>> start

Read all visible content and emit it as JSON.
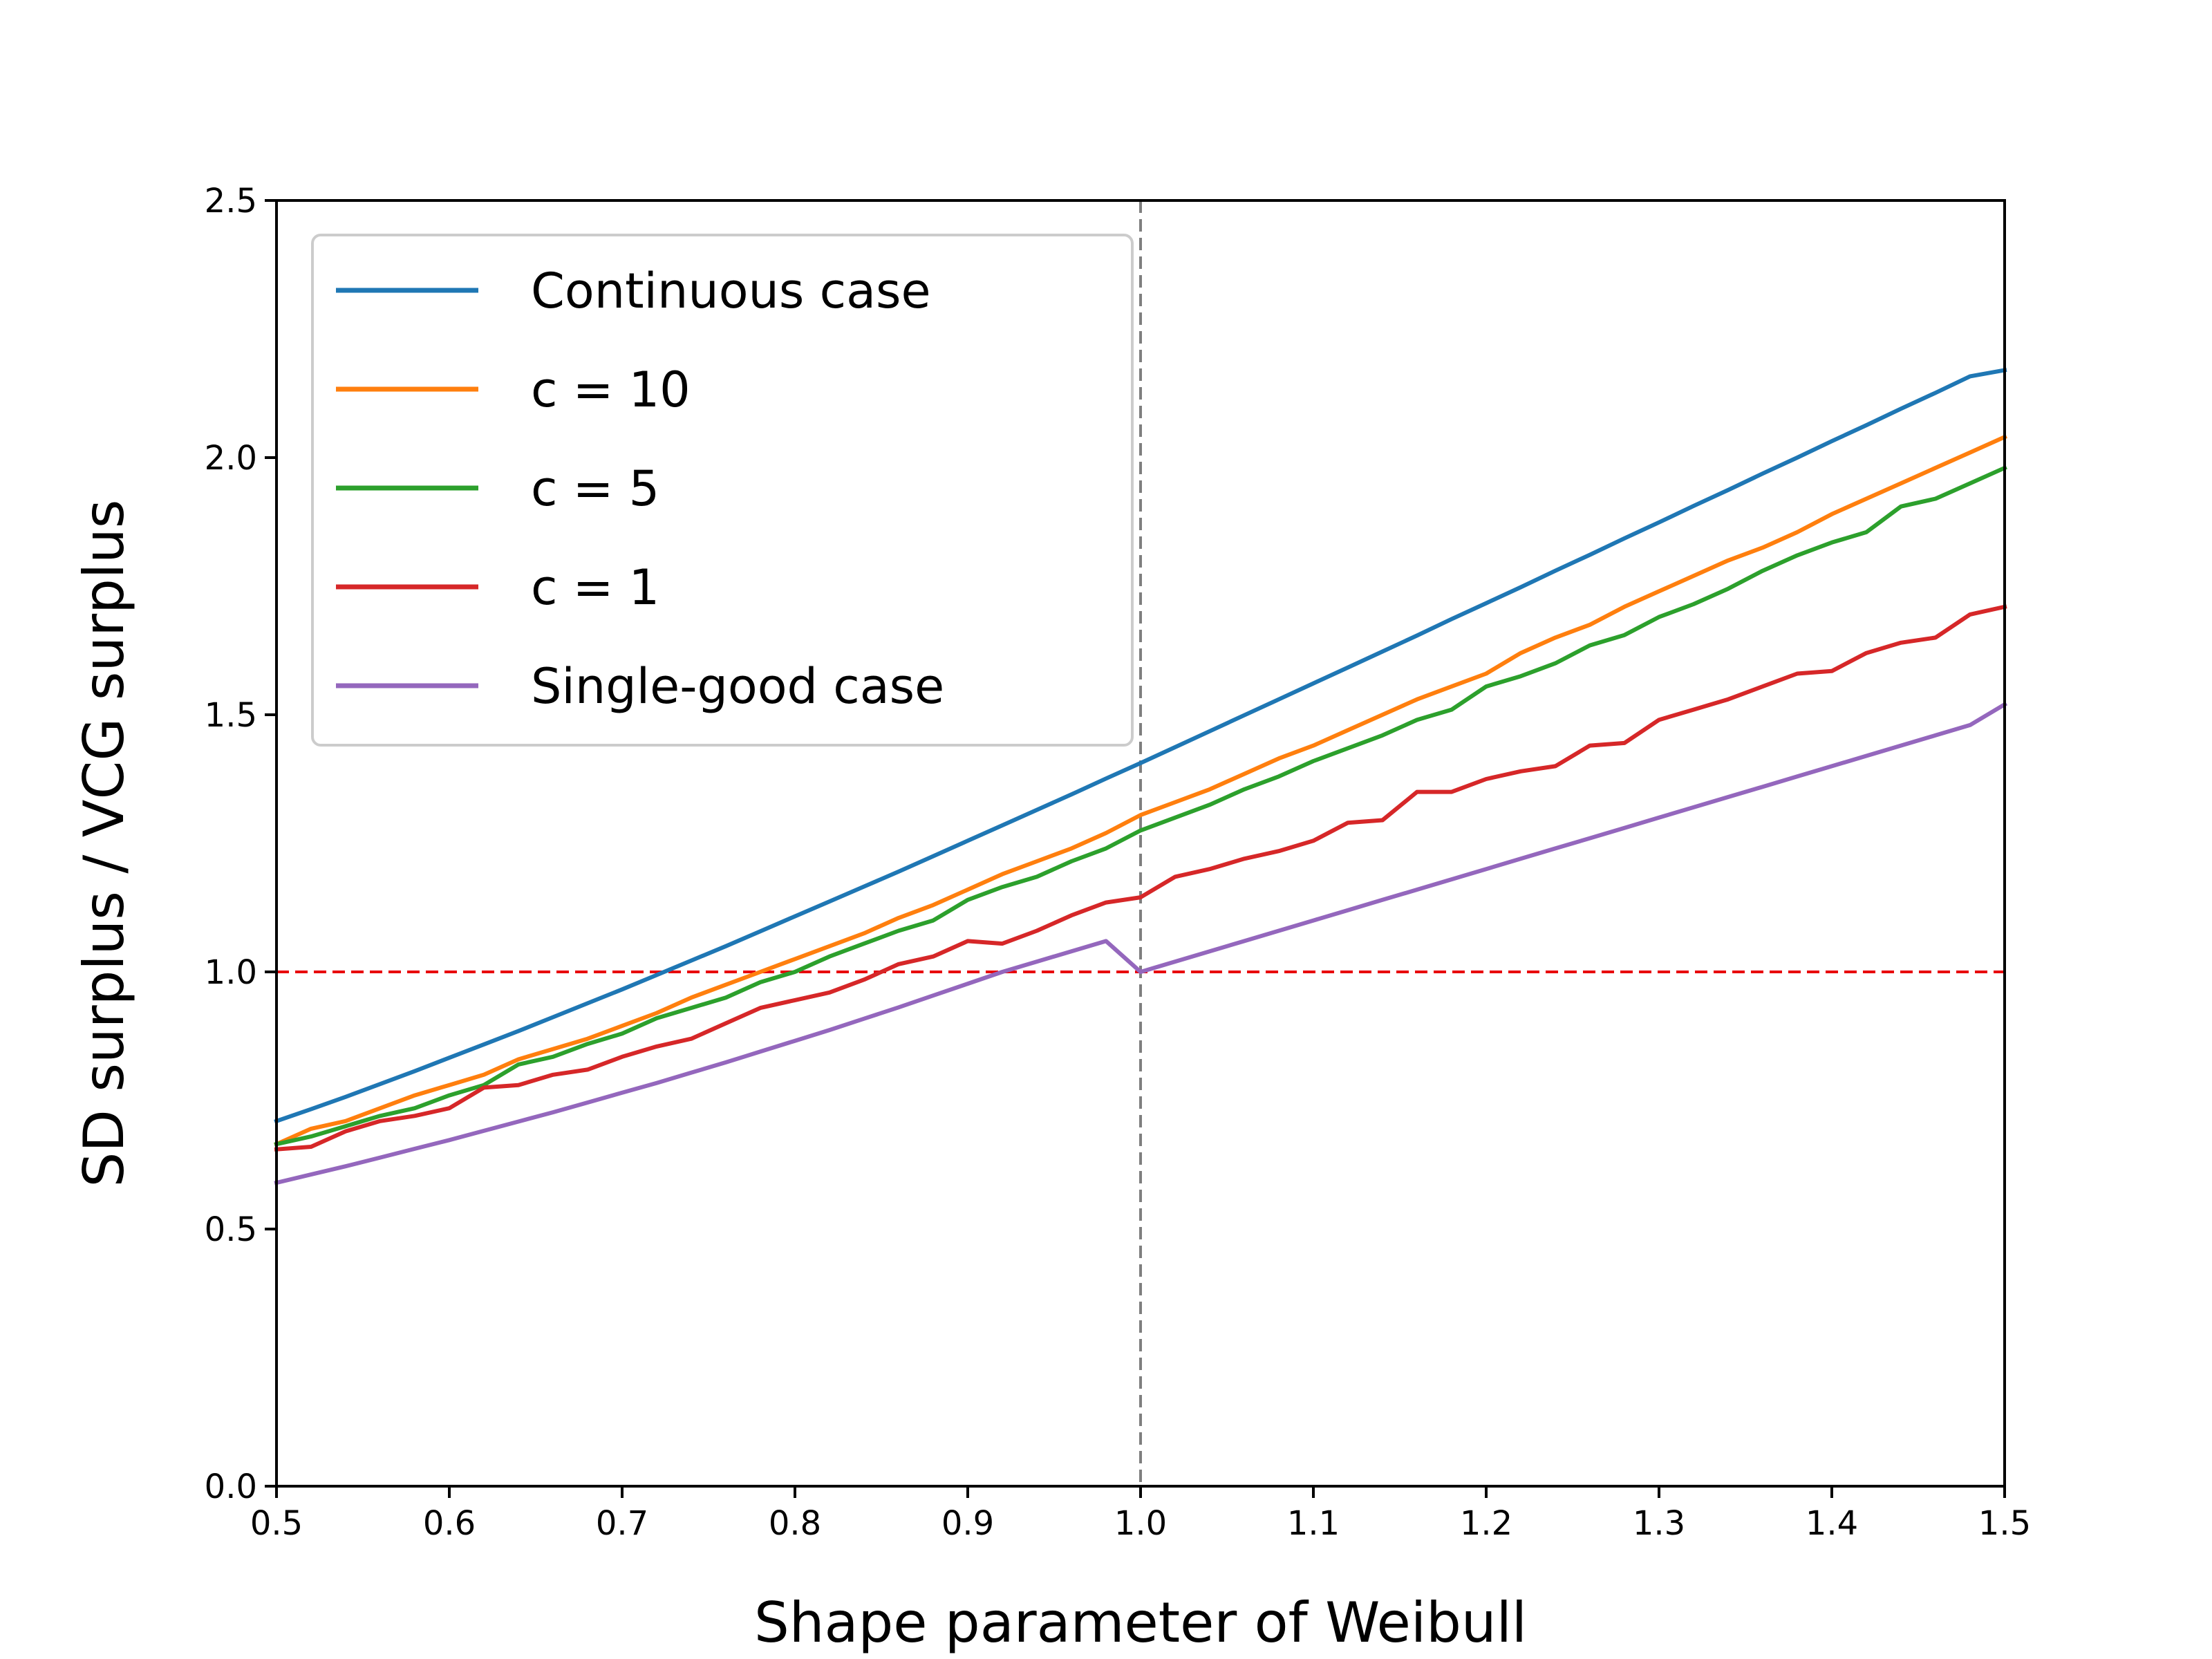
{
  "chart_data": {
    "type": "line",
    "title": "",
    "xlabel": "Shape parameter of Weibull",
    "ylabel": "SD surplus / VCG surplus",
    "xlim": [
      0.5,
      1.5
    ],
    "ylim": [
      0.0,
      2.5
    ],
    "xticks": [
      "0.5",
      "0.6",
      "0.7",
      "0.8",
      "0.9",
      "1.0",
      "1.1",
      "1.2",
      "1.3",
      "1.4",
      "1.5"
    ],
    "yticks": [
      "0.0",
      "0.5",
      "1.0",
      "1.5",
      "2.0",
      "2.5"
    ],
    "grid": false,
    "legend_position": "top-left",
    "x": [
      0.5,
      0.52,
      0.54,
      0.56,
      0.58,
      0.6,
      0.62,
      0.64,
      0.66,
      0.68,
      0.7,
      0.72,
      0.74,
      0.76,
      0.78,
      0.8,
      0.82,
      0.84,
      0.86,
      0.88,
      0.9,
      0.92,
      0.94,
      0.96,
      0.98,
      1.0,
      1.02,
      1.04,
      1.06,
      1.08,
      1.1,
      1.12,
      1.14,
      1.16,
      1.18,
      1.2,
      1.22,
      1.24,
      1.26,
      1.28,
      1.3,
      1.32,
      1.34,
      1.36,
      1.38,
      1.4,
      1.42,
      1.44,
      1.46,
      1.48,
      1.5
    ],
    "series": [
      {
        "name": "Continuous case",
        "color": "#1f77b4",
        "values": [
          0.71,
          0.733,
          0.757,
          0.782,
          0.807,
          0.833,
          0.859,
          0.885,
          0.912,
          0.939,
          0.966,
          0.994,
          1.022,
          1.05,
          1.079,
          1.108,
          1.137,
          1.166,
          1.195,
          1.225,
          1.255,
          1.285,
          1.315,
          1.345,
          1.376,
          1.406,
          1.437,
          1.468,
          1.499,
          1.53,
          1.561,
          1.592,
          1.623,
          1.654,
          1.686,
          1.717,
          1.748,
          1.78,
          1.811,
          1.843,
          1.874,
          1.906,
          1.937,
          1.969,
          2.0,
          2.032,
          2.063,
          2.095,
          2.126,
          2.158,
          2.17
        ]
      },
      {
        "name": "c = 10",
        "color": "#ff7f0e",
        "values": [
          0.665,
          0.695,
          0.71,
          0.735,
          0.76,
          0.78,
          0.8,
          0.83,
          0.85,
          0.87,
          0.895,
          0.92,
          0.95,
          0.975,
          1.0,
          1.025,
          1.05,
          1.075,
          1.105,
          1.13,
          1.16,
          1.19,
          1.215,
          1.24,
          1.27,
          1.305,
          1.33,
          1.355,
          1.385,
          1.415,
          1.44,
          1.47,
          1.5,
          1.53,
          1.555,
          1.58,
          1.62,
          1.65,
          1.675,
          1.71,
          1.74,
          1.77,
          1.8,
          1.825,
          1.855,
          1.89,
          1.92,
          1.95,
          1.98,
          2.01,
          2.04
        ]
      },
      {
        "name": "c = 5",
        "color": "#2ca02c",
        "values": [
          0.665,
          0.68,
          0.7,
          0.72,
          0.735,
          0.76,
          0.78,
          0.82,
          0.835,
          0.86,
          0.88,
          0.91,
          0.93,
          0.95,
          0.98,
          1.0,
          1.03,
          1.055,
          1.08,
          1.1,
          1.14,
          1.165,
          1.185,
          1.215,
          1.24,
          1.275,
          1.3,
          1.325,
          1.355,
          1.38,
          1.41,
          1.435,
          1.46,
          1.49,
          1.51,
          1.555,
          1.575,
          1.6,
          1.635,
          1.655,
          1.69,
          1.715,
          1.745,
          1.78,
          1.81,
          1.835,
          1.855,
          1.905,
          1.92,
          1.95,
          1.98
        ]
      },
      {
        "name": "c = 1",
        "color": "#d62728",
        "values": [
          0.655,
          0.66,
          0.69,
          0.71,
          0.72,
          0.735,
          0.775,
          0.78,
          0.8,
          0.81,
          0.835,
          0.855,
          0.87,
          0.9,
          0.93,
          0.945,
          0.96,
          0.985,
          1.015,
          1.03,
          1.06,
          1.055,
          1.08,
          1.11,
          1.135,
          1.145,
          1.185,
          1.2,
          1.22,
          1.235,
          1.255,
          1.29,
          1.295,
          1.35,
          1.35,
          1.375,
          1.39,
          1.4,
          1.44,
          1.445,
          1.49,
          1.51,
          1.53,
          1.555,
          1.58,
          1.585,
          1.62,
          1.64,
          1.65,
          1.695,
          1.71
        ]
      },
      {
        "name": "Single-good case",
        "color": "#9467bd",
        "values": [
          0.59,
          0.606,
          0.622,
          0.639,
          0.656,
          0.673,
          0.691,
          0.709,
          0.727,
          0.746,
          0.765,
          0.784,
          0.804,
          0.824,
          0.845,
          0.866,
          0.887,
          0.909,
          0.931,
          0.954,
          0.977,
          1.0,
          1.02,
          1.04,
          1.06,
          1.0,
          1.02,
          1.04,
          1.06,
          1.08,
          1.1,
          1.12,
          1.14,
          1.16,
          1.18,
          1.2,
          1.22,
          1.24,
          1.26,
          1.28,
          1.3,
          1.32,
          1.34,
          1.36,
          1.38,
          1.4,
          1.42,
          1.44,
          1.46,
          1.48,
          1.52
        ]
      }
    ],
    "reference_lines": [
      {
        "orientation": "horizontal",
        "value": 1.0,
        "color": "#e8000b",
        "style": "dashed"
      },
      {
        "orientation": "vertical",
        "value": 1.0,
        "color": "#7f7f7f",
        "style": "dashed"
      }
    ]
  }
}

>> end

Reproduce each record from above exactly; pictures do not belong in the copy.

### Exercise output
Read all visible content and emit it as JSON.
{
  "chart_data": {
    "type": "line",
    "title": "",
    "xlabel": "Shape parameter of Weibull",
    "ylabel": "SD surplus / VCG surplus",
    "xlim": [
      0.5,
      1.5
    ],
    "ylim": [
      0.0,
      2.5
    ],
    "xticks": [
      "0.5",
      "0.6",
      "0.7",
      "0.8",
      "0.9",
      "1.0",
      "1.1",
      "1.2",
      "1.3",
      "1.4",
      "1.5"
    ],
    "yticks": [
      "0.0",
      "0.5",
      "1.0",
      "1.5",
      "2.0",
      "2.5"
    ],
    "grid": false,
    "legend_position": "top-left",
    "x": [
      0.5,
      0.52,
      0.54,
      0.56,
      0.58,
      0.6,
      0.62,
      0.64,
      0.66,
      0.68,
      0.7,
      0.72,
      0.74,
      0.76,
      0.78,
      0.8,
      0.82,
      0.84,
      0.86,
      0.88,
      0.9,
      0.92,
      0.94,
      0.96,
      0.98,
      1.0,
      1.02,
      1.04,
      1.06,
      1.08,
      1.1,
      1.12,
      1.14,
      1.16,
      1.18,
      1.2,
      1.22,
      1.24,
      1.26,
      1.28,
      1.3,
      1.32,
      1.34,
      1.36,
      1.38,
      1.4,
      1.42,
      1.44,
      1.46,
      1.48,
      1.5
    ],
    "series": [
      {
        "name": "Continuous case",
        "color": "#1f77b4",
        "values": [
          0.71,
          0.733,
          0.757,
          0.782,
          0.807,
          0.833,
          0.859,
          0.885,
          0.912,
          0.939,
          0.966,
          0.994,
          1.022,
          1.05,
          1.079,
          1.108,
          1.137,
          1.166,
          1.195,
          1.225,
          1.255,
          1.285,
          1.315,
          1.345,
          1.376,
          1.406,
          1.437,
          1.468,
          1.499,
          1.53,
          1.561,
          1.592,
          1.623,
          1.654,
          1.686,
          1.717,
          1.748,
          1.78,
          1.811,
          1.843,
          1.874,
          1.906,
          1.937,
          1.969,
          2.0,
          2.032,
          2.063,
          2.095,
          2.126,
          2.158,
          2.17
        ]
      },
      {
        "name": "c = 10",
        "color": "#ff7f0e",
        "values": [
          0.665,
          0.695,
          0.71,
          0.735,
          0.76,
          0.78,
          0.8,
          0.83,
          0.85,
          0.87,
          0.895,
          0.92,
          0.95,
          0.975,
          1.0,
          1.025,
          1.05,
          1.075,
          1.105,
          1.13,
          1.16,
          1.19,
          1.215,
          1.24,
          1.27,
          1.305,
          1.33,
          1.355,
          1.385,
          1.415,
          1.44,
          1.47,
          1.5,
          1.53,
          1.555,
          1.58,
          1.62,
          1.65,
          1.675,
          1.71,
          1.74,
          1.77,
          1.8,
          1.825,
          1.855,
          1.89,
          1.92,
          1.95,
          1.98,
          2.01,
          2.04
        ]
      },
      {
        "name": "c = 5",
        "color": "#2ca02c",
        "values": [
          0.665,
          0.68,
          0.7,
          0.72,
          0.735,
          0.76,
          0.78,
          0.82,
          0.835,
          0.86,
          0.88,
          0.91,
          0.93,
          0.95,
          0.98,
          1.0,
          1.03,
          1.055,
          1.08,
          1.1,
          1.14,
          1.165,
          1.185,
          1.215,
          1.24,
          1.275,
          1.3,
          1.325,
          1.355,
          1.38,
          1.41,
          1.435,
          1.46,
          1.49,
          1.51,
          1.555,
          1.575,
          1.6,
          1.635,
          1.655,
          1.69,
          1.715,
          1.745,
          1.78,
          1.81,
          1.835,
          1.855,
          1.905,
          1.92,
          1.95,
          1.98
        ]
      },
      {
        "name": "c = 1",
        "color": "#d62728",
        "values": [
          0.655,
          0.66,
          0.69,
          0.71,
          0.72,
          0.735,
          0.775,
          0.78,
          0.8,
          0.81,
          0.835,
          0.855,
          0.87,
          0.9,
          0.93,
          0.945,
          0.96,
          0.985,
          1.015,
          1.03,
          1.06,
          1.055,
          1.08,
          1.11,
          1.135,
          1.145,
          1.185,
          1.2,
          1.22,
          1.235,
          1.255,
          1.29,
          1.295,
          1.35,
          1.35,
          1.375,
          1.39,
          1.4,
          1.44,
          1.445,
          1.49,
          1.51,
          1.53,
          1.555,
          1.58,
          1.585,
          1.62,
          1.64,
          1.65,
          1.695,
          1.71
        ]
      },
      {
        "name": "Single-good case",
        "color": "#9467bd",
        "values": [
          0.59,
          0.606,
          0.622,
          0.639,
          0.656,
          0.673,
          0.691,
          0.709,
          0.727,
          0.746,
          0.765,
          0.784,
          0.804,
          0.824,
          0.845,
          0.866,
          0.887,
          0.909,
          0.931,
          0.954,
          0.977,
          1.0,
          1.02,
          1.04,
          1.06,
          1.0,
          1.02,
          1.04,
          1.06,
          1.08,
          1.1,
          1.12,
          1.14,
          1.16,
          1.18,
          1.2,
          1.22,
          1.24,
          1.26,
          1.28,
          1.3,
          1.32,
          1.34,
          1.36,
          1.38,
          1.4,
          1.42,
          1.44,
          1.46,
          1.48,
          1.52
        ]
      }
    ],
    "reference_lines": [
      {
        "orientation": "horizontal",
        "value": 1.0,
        "color": "#e8000b",
        "style": "dashed"
      },
      {
        "orientation": "vertical",
        "value": 1.0,
        "color": "#7f7f7f",
        "style": "dashed"
      }
    ]
  }
}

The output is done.